▸ What this task involves
Identify each line holding the string "Group" and copy it.

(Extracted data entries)
----------------------------------------

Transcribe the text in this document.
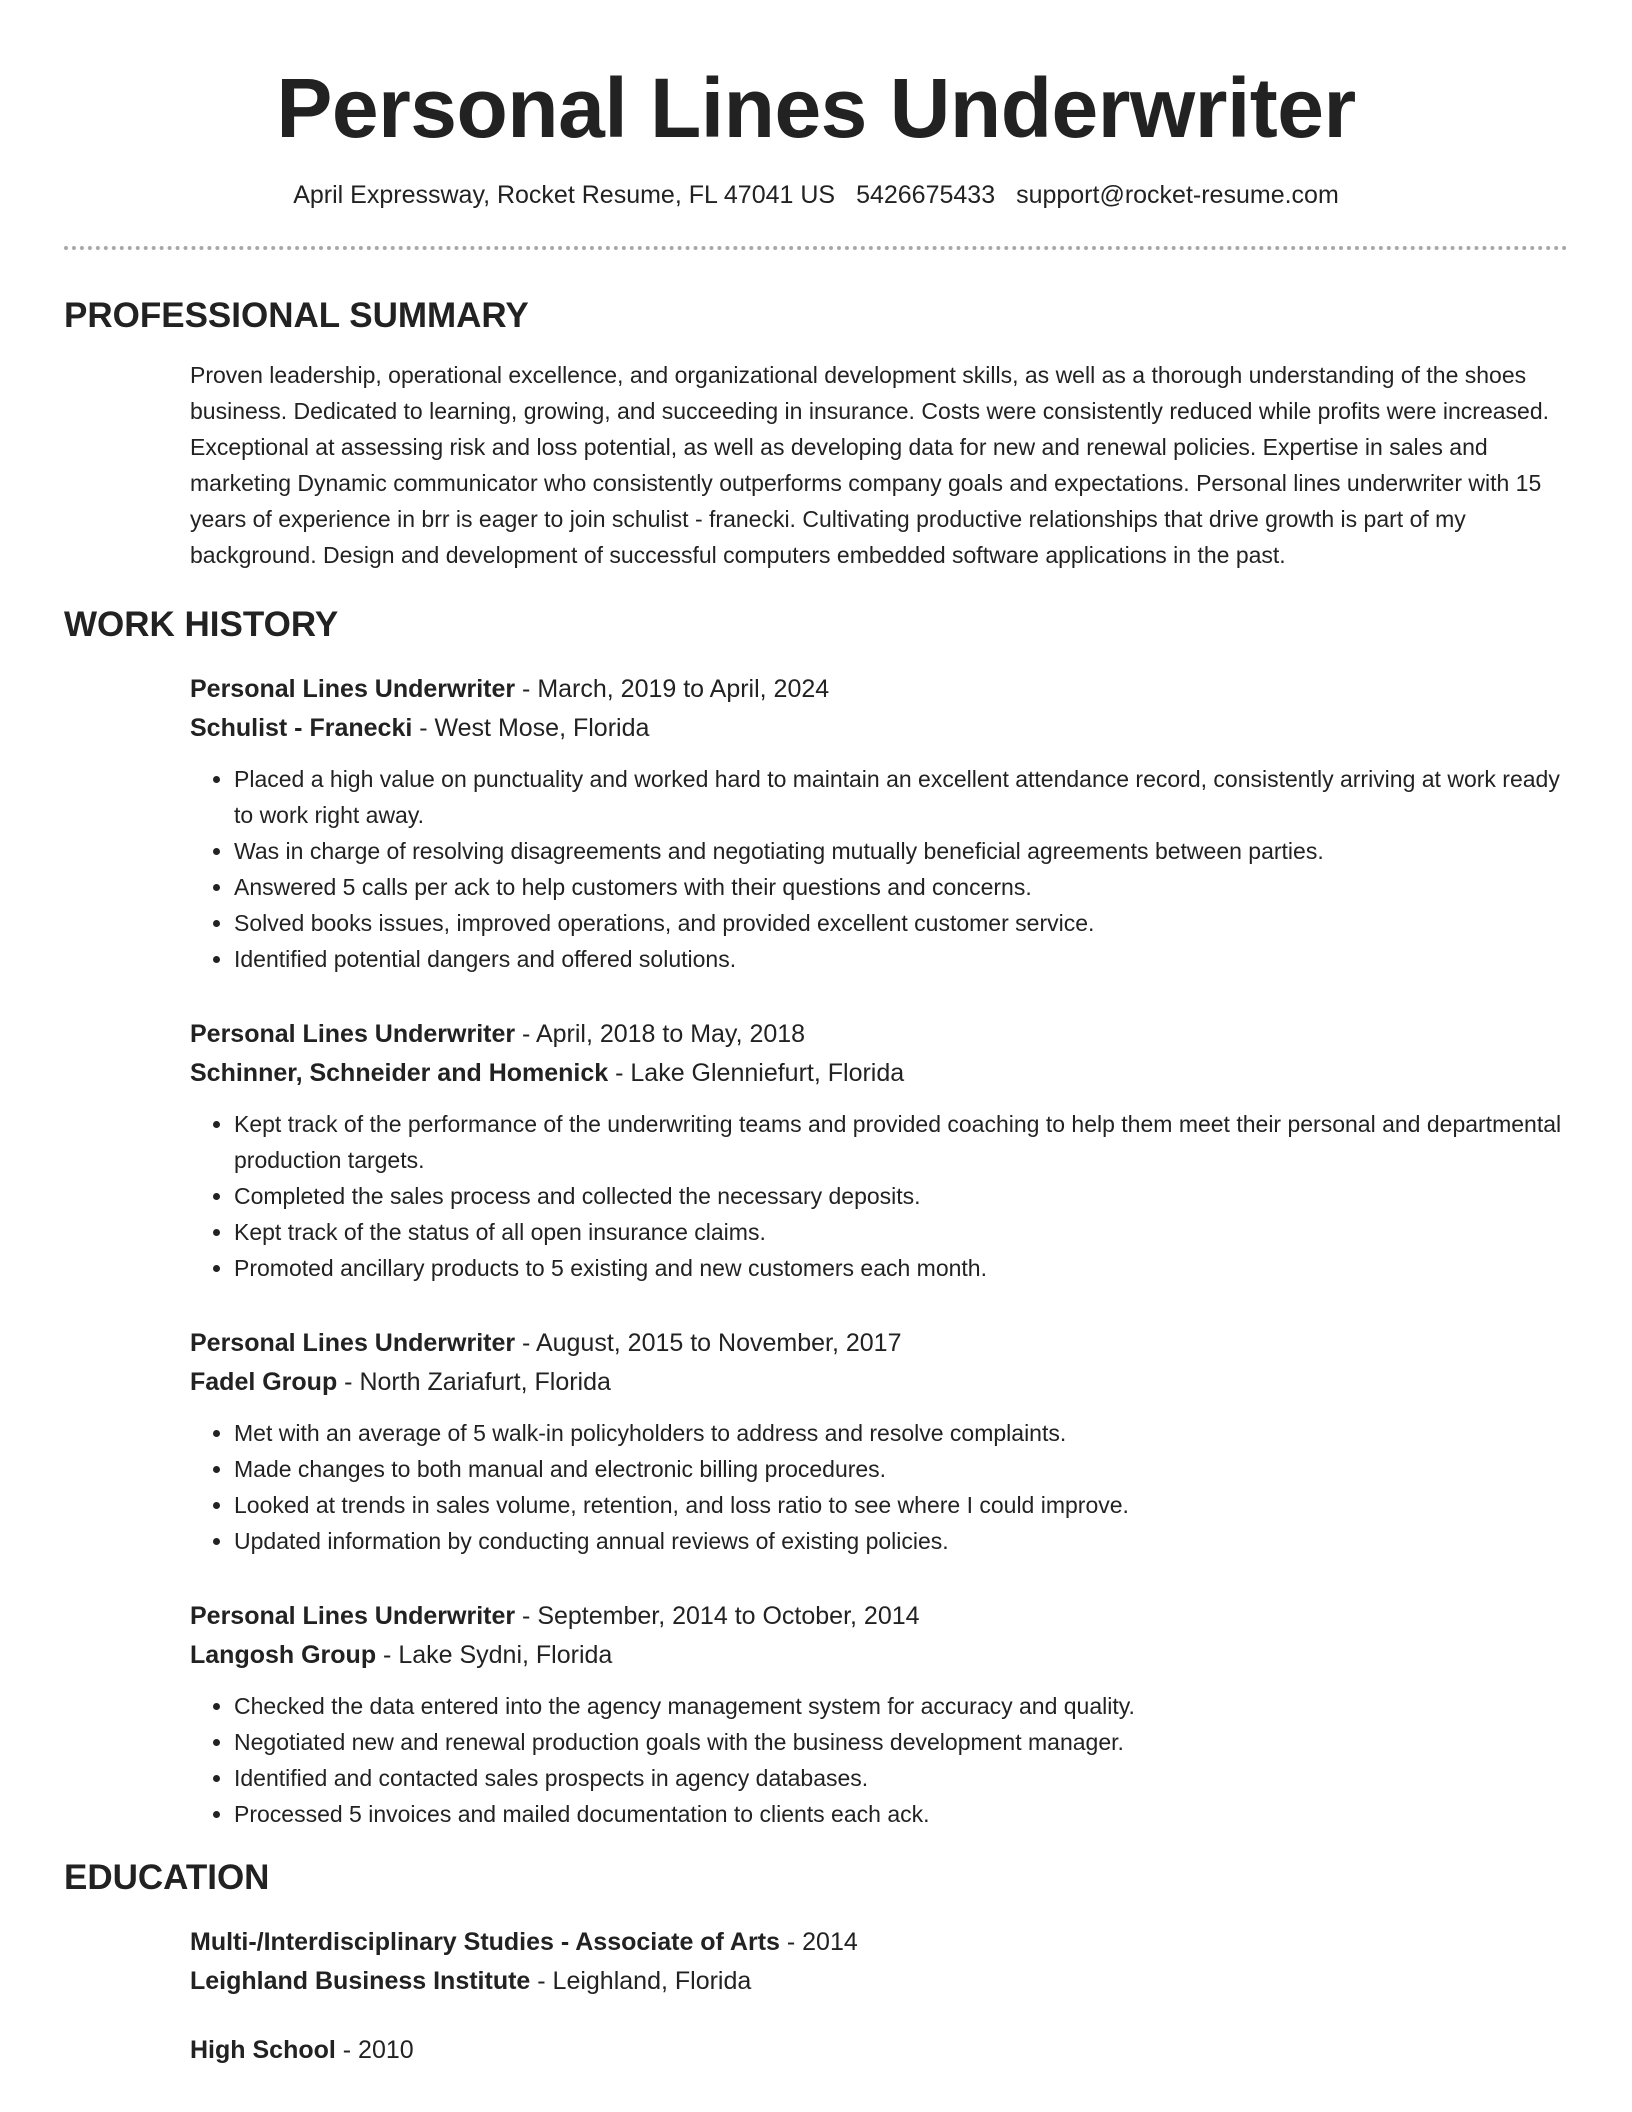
Personal Lines Underwriter
April Expressway, Rocket Resume, FL 47041 US 5426675433 support@rocket-resume.com
PROFESSIONAL SUMMARY

Proven leadership, operational excellence, and organizational development skills, as well as a thorough understanding of the shoes business. Dedicated to learning, growing, and succeeding in insurance. Costs were consistently reduced while profits were increased. Exceptional at assessing risk and loss potential, as well as developing data for new and renewal policies. Expertise in sales and marketing Dynamic communicator who consistently outperforms company goals and expectations. Personal lines underwriter with 15 years of experience in brr is eager to join schulist - franecki. Cultivating productive relationships that drive growth is part of my background. Design and development of successful computers embedded software applications in the past.

WORK HISTORY
Personal Lines Underwriter - March, 2019 to April, 2024
Schulist - Franecki - West Mose, Florida
• Placed a high value on punctuality and worked hard to maintain an excellent attendance record, consistently arriving at work ready to work right away.
• Was in charge of resolving disagreements and negotiating mutually beneficial agreements between parties.
• Answered 5 calls per ack to help customers with their questions and concerns.
• Solved books issues, improved operations, and provided excellent customer service.
• Identified potential dangers and offered solutions.
Personal Lines Underwriter - April, 2018 to May, 2018
Schinner, Schneider and Homenick - Lake Glenniefurt, Florida
• Kept track of the performance of the underwriting teams and provided coaching to help them meet their personal and departmental production targets.
• Completed the sales process and collected the necessary deposits.
• Kept track of the status of all open insurance claims.
• Promoted ancillary products to 5 existing and new customers each month.
Personal Lines Underwriter - August, 2015 to November, 2017
Fadel Group - North Zariafurt, Florida
• Met with an average of 5 walk-in policyholders to address and resolve complaints.
• Made changes to both manual and electronic billing procedures.
• Looked at trends in sales volume, retention, and loss ratio to see where I could improve.
• Updated information by conducting annual reviews of existing policies.
Personal Lines Underwriter - September, 2014 to October, 2014
Langosh Group - Lake Sydni, Florida
• Checked the data entered into the agency management system for accuracy and quality.
• Negotiated new and renewal production goals with the business development manager.
• Identified and contacted sales prospects in agency databases.
• Processed 5 invoices and mailed documentation to clients each ack.
EDUCATION
Multi-/Interdisciplinary Studies - Associate of Arts - 2014
Leighland Business Institute - Leighland, Florida
High School - 2010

----------------------------------------

▸ Reply to the task
Fadel Group - North Zariafurt, Florida
Langosh Group - Lake Sydni, Florida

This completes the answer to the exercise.